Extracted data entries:
---
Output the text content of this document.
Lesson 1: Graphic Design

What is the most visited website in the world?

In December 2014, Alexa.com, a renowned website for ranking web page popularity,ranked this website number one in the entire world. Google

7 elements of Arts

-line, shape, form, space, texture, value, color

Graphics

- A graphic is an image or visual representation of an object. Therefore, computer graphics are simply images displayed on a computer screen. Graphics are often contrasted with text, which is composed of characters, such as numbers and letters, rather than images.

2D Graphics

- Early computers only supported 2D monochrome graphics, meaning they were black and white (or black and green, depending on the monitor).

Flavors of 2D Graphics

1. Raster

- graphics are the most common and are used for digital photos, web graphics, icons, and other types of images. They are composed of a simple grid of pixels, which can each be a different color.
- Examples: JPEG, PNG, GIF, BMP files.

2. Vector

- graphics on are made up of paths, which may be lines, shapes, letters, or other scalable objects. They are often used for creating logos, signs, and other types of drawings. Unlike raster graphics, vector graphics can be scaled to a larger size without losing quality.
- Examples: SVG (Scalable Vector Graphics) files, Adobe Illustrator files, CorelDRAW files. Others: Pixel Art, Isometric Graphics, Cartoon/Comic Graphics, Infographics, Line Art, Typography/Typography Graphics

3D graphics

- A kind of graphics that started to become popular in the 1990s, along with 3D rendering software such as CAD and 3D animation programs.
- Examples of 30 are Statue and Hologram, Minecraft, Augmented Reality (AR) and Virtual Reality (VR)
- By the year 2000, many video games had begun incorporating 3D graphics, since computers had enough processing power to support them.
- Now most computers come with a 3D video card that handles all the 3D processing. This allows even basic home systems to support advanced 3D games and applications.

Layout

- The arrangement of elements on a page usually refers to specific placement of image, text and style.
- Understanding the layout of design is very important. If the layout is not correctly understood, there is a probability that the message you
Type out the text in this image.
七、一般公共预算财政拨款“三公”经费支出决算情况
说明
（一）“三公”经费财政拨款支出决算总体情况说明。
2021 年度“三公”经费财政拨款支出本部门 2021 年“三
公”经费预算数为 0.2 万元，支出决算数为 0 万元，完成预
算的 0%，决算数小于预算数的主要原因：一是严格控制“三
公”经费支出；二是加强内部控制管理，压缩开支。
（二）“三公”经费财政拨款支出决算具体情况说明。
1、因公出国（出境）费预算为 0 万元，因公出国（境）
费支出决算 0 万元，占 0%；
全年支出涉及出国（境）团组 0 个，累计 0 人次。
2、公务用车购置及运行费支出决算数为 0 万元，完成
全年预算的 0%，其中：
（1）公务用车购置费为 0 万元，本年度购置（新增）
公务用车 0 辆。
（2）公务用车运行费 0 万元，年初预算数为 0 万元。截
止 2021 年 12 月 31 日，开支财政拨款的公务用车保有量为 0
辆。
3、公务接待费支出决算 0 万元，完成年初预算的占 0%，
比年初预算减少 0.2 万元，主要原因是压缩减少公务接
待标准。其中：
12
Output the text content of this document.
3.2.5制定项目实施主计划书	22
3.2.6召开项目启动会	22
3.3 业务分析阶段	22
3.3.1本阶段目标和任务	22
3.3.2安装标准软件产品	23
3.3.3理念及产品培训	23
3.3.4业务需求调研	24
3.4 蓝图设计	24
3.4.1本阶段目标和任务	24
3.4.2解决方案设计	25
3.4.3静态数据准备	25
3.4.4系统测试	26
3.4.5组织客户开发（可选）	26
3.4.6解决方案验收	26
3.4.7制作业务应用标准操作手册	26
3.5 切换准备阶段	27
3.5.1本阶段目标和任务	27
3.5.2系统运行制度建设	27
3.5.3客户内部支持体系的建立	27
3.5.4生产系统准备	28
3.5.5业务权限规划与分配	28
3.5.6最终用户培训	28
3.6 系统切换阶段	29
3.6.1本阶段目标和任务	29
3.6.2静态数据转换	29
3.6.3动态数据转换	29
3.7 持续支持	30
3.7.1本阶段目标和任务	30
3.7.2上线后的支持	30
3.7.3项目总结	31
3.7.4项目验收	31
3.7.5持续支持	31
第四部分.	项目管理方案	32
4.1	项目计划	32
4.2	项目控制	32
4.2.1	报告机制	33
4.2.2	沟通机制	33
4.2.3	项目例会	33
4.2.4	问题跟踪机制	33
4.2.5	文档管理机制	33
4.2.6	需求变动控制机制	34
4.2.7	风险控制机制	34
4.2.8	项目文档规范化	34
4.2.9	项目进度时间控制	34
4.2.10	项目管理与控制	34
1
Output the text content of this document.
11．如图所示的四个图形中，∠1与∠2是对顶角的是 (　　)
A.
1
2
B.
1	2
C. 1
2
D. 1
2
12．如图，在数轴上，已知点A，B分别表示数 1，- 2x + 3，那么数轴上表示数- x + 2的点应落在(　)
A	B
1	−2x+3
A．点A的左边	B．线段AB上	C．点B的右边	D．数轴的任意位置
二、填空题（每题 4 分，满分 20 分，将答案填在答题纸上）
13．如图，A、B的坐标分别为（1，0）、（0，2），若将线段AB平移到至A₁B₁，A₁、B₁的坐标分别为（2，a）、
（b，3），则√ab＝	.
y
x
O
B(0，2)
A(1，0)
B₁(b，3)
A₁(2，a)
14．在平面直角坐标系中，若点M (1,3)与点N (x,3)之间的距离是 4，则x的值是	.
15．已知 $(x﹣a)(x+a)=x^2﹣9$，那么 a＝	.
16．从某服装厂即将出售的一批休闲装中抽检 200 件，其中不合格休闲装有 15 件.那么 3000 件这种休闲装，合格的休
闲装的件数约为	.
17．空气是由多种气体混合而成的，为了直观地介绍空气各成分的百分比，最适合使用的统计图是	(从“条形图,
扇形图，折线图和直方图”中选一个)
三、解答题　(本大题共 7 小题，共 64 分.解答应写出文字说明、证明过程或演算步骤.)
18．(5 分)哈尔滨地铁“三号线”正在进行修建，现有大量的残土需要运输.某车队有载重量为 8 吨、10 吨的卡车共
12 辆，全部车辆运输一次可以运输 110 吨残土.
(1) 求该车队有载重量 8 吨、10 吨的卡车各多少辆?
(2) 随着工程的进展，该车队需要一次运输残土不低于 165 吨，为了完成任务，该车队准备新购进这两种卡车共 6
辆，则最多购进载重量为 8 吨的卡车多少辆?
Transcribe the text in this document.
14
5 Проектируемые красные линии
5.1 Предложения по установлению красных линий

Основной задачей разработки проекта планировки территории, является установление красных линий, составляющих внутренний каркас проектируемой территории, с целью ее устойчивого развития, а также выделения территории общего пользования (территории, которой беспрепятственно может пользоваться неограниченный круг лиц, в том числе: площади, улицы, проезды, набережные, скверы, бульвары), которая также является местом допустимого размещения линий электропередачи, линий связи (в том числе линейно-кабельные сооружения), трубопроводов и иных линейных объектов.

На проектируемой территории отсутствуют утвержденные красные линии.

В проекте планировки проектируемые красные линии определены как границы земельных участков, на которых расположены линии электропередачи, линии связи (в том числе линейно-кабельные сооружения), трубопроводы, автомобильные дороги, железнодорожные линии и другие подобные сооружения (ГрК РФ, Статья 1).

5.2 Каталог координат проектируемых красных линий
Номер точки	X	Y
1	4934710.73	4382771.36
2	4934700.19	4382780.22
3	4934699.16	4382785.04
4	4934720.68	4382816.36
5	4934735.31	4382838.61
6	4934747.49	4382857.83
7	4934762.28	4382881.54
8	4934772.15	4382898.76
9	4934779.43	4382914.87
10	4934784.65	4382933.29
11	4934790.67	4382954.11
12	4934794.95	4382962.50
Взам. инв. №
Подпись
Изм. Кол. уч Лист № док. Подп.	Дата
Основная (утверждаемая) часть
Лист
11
---
Give back, unchanged, every line from the one with "Transcribe the text in this document." to the end of the entries above.

Transcribe the text in this document.
14
5 Проектируемые красные линии
5.1 Предложения по установлению красных линий

Основной задачей разработки проекта планировки территории, является установление красных линий, составляющих внутренний каркас проектируемой территории, с целью ее устойчивого развития, а также выделения территории общего пользования (территории, которой беспрепятственно может пользоваться неограниченный круг лиц, в том числе: площади, улицы, проезды, набережные, скверы, бульвары), которая также является местом допустимого размещения линий электропередачи, линий связи (в том числе линейно-кабельные сооружения), трубопроводов и иных линейных объектов.

На проектируемой территории отсутствуют утвержденные красные линии.

В проекте планировки проектируемые красные линии определены как границы земельных участков, на которых расположены линии электропередачи, линии связи (в том числе линейно-кабельные сооружения), трубопроводы, автомобильные дороги, железнодорожные линии и другие подобные сооружения (ГрК РФ, Статья 1).

5.2 Каталог координат проектируемых красных линий
Номер точки	X	Y
1	4934710.73	4382771.36
2	4934700.19	4382780.22
3	4934699.16	4382785.04
4	4934720.68	4382816.36
5	4934735.31	4382838.61
6	4934747.49	4382857.83
7	4934762.28	4382881.54
8	4934772.15	4382898.76
9	4934779.43	4382914.87
10	4934784.65	4382933.29
11	4934790.67	4382954.11
12	4934794.95	4382962.50
Взам. инв. №
Подпись
Изм. Кол. уч Лист № док. Подп.	Дата
Основная (утверждаемая) часть
Лист
11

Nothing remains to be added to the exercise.